• Items from a data source:
┌──

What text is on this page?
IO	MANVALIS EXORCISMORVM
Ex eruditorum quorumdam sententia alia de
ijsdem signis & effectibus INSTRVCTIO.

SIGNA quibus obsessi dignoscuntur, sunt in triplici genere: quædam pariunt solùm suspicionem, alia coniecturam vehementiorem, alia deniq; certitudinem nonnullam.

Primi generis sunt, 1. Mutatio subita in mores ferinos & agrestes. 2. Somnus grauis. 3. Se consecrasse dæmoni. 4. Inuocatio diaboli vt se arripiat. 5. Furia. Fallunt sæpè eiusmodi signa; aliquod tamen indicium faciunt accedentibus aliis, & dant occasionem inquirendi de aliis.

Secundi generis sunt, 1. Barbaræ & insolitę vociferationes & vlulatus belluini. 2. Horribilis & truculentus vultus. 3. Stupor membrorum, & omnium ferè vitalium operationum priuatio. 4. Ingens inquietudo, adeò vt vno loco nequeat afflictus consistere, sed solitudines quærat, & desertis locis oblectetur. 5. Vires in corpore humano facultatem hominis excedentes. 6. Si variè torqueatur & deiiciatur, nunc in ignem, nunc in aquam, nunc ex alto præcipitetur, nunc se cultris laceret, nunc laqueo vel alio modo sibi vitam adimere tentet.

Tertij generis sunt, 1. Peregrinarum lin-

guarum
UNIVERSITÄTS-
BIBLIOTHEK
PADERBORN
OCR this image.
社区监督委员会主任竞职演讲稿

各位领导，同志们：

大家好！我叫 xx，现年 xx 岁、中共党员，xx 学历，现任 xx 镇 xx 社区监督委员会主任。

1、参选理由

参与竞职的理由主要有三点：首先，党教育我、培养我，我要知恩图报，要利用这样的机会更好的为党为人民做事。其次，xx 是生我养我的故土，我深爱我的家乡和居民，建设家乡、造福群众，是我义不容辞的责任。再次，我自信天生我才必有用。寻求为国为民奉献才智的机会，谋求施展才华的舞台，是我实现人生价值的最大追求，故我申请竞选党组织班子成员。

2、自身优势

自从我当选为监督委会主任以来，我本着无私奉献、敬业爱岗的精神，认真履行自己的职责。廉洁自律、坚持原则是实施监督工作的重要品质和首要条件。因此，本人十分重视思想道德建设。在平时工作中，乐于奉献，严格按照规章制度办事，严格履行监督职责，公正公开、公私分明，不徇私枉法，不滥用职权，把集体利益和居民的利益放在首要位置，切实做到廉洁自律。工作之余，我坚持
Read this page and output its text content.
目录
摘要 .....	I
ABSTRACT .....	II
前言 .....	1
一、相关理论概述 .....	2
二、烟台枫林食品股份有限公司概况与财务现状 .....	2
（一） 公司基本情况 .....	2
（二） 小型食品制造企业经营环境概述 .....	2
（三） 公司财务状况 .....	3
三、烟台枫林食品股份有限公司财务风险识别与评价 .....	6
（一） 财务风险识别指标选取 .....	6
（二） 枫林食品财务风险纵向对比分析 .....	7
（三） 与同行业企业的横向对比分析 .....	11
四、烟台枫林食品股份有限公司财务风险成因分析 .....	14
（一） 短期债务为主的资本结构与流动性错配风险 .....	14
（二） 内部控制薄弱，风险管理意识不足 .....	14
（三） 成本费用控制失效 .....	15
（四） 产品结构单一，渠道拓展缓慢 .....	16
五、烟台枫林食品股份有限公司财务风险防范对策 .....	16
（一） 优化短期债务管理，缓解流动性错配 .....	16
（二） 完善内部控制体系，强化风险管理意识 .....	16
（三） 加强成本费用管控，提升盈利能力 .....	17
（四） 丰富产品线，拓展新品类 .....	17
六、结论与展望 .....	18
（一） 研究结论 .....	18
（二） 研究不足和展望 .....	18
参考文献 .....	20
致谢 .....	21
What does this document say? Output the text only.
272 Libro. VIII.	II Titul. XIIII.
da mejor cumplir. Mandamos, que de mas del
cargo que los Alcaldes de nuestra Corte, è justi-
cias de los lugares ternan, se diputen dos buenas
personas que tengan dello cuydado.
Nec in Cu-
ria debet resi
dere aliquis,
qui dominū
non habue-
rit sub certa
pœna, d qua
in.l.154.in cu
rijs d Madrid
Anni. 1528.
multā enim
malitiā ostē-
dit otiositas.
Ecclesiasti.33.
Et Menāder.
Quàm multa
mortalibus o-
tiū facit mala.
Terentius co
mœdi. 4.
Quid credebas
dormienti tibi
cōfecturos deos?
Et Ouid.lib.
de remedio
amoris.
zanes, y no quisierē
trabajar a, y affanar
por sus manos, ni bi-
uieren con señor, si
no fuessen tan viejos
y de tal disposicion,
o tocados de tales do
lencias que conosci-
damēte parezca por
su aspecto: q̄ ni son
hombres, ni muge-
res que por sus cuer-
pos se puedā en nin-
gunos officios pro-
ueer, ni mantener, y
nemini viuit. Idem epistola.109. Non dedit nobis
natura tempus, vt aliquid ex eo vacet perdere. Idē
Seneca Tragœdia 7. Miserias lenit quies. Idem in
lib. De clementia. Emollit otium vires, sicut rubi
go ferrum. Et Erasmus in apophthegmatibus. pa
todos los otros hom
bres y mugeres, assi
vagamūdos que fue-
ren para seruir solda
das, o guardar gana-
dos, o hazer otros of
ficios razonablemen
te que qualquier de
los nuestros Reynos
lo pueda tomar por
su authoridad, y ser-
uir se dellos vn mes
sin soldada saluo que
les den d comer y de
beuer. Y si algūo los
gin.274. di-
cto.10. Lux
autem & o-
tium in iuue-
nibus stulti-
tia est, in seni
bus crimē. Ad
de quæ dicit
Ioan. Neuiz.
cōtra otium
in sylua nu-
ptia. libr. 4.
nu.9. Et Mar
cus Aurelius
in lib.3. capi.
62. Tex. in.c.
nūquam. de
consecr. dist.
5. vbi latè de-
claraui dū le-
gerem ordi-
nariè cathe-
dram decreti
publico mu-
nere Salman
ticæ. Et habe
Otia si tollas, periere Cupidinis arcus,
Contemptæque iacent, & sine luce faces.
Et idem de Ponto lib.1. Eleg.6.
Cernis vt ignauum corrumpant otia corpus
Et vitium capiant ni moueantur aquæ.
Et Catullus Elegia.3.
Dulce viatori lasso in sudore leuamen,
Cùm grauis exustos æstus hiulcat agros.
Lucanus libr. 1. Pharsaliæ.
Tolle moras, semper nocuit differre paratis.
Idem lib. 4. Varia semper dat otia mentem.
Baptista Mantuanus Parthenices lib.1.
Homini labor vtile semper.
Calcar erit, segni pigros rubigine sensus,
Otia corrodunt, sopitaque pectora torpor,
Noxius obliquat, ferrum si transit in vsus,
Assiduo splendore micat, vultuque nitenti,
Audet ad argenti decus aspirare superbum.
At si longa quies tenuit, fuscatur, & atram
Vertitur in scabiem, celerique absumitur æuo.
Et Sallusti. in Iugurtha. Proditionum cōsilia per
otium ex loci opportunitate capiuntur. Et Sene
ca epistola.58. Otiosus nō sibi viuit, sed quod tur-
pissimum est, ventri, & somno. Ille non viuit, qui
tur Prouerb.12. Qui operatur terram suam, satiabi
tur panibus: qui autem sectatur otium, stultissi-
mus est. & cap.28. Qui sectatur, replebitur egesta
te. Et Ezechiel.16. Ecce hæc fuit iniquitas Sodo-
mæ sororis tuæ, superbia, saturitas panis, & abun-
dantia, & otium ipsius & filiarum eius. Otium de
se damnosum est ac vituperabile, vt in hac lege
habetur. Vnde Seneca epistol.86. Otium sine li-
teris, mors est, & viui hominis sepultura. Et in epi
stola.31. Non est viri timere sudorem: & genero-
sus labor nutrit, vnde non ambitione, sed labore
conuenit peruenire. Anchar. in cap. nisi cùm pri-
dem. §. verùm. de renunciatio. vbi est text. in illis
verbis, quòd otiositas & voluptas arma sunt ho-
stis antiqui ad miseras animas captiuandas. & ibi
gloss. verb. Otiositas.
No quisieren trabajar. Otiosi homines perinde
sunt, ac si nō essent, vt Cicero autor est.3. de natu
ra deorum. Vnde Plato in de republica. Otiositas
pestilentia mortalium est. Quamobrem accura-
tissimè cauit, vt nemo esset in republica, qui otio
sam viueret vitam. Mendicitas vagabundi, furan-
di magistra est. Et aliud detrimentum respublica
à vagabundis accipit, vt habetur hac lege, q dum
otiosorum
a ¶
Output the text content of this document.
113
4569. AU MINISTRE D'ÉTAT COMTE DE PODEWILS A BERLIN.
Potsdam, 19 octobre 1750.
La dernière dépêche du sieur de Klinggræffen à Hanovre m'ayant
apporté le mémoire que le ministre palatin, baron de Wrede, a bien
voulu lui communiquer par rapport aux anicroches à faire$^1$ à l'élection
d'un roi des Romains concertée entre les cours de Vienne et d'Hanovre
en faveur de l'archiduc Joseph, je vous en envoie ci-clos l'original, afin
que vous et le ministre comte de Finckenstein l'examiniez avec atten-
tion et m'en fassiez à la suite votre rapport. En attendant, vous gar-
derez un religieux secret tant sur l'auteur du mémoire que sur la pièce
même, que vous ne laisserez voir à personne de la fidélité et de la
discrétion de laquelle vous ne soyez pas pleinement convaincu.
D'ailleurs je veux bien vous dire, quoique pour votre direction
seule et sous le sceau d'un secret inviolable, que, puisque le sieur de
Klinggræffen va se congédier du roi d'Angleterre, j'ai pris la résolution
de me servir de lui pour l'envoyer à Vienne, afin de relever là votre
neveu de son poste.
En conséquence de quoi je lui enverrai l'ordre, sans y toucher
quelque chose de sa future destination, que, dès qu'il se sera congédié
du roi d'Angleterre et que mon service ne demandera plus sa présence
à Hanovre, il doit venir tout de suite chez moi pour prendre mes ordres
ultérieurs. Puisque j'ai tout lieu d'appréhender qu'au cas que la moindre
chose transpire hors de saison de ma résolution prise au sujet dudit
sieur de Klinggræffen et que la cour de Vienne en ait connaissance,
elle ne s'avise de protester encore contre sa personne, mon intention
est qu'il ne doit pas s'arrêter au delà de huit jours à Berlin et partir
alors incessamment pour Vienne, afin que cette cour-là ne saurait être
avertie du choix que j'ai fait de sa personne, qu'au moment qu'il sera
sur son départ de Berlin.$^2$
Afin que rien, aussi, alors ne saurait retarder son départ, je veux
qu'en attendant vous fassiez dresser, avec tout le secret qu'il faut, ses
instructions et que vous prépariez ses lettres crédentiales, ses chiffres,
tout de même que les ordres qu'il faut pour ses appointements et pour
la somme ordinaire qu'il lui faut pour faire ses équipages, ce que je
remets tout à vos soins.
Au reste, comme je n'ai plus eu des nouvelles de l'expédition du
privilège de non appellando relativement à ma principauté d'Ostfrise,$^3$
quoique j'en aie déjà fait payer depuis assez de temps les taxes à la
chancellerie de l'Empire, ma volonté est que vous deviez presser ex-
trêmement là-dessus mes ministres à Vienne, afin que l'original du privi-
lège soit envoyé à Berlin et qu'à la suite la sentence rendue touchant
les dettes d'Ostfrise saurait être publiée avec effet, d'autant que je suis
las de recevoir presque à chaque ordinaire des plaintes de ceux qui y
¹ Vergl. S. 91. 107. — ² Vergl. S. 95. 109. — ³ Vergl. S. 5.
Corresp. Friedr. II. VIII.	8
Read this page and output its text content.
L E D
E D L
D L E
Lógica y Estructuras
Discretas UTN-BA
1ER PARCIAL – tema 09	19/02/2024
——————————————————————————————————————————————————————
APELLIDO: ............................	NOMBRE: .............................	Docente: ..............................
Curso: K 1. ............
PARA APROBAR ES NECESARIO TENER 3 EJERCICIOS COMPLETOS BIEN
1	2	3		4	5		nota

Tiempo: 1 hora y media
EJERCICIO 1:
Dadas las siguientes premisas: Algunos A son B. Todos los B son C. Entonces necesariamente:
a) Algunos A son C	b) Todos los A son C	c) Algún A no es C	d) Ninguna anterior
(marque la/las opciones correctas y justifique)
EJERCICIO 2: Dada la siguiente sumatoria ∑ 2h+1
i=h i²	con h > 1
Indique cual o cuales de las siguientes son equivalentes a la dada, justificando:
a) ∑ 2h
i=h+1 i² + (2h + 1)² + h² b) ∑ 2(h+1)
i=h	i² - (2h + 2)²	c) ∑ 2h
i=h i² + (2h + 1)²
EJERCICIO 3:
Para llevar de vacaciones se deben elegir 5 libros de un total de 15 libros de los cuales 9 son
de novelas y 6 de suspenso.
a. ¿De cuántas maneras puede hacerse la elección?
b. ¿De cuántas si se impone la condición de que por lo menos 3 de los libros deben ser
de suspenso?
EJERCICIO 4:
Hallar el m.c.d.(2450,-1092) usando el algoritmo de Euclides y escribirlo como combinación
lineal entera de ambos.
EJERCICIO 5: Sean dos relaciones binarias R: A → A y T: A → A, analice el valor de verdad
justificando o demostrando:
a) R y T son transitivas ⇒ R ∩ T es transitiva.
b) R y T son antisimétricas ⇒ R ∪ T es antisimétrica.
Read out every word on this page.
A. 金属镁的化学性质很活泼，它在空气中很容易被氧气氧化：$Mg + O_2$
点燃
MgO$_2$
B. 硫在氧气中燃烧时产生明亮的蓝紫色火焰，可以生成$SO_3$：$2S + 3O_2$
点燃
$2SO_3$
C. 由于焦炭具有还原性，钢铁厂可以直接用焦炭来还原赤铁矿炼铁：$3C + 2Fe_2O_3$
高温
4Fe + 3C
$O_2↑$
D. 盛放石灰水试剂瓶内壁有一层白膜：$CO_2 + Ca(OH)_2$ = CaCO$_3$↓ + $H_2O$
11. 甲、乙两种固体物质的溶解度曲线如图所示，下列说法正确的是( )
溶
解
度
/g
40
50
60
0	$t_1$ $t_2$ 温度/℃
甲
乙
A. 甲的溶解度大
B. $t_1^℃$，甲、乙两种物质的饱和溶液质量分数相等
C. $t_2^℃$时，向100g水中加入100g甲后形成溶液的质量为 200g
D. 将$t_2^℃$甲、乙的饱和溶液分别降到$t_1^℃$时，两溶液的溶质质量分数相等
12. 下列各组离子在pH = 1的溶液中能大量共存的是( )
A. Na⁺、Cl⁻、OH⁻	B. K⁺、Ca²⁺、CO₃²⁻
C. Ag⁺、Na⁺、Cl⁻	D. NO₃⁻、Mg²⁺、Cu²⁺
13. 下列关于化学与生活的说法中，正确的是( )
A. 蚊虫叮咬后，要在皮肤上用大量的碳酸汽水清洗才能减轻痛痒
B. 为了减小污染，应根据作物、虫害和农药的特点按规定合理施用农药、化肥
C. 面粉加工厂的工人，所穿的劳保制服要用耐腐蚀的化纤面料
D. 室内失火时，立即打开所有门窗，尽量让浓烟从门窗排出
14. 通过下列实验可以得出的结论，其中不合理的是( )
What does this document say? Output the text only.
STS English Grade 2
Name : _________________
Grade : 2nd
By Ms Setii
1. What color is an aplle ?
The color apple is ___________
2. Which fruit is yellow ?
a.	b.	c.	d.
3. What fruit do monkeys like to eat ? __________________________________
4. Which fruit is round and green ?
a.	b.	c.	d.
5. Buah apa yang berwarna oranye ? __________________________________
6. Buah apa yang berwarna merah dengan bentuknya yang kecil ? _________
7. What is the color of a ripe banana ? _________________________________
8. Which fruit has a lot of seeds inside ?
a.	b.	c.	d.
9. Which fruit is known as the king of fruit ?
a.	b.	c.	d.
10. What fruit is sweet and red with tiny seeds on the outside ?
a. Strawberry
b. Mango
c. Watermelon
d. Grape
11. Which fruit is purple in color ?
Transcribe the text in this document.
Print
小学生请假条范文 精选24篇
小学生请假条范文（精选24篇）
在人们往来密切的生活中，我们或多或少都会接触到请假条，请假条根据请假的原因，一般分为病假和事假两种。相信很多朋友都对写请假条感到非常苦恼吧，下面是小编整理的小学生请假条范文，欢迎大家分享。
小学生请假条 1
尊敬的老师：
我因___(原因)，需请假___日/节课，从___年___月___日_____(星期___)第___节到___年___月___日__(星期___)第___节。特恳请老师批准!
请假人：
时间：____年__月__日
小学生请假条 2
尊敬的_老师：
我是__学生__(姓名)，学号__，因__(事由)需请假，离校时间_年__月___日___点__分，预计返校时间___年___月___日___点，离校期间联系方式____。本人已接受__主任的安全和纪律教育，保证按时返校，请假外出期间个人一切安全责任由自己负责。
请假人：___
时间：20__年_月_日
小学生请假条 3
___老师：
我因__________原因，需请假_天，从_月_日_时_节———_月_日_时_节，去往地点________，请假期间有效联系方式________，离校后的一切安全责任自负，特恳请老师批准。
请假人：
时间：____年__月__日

└──

• SET PROBLEM: Identify every line where the string "yang" appears.

• SOLUTION TO THE PROBLEM:
5. Buah apa yang berwarna oranye ? __________________________________
6. Buah apa yang berwarna merah dengan bentuknya yang kecil ? _________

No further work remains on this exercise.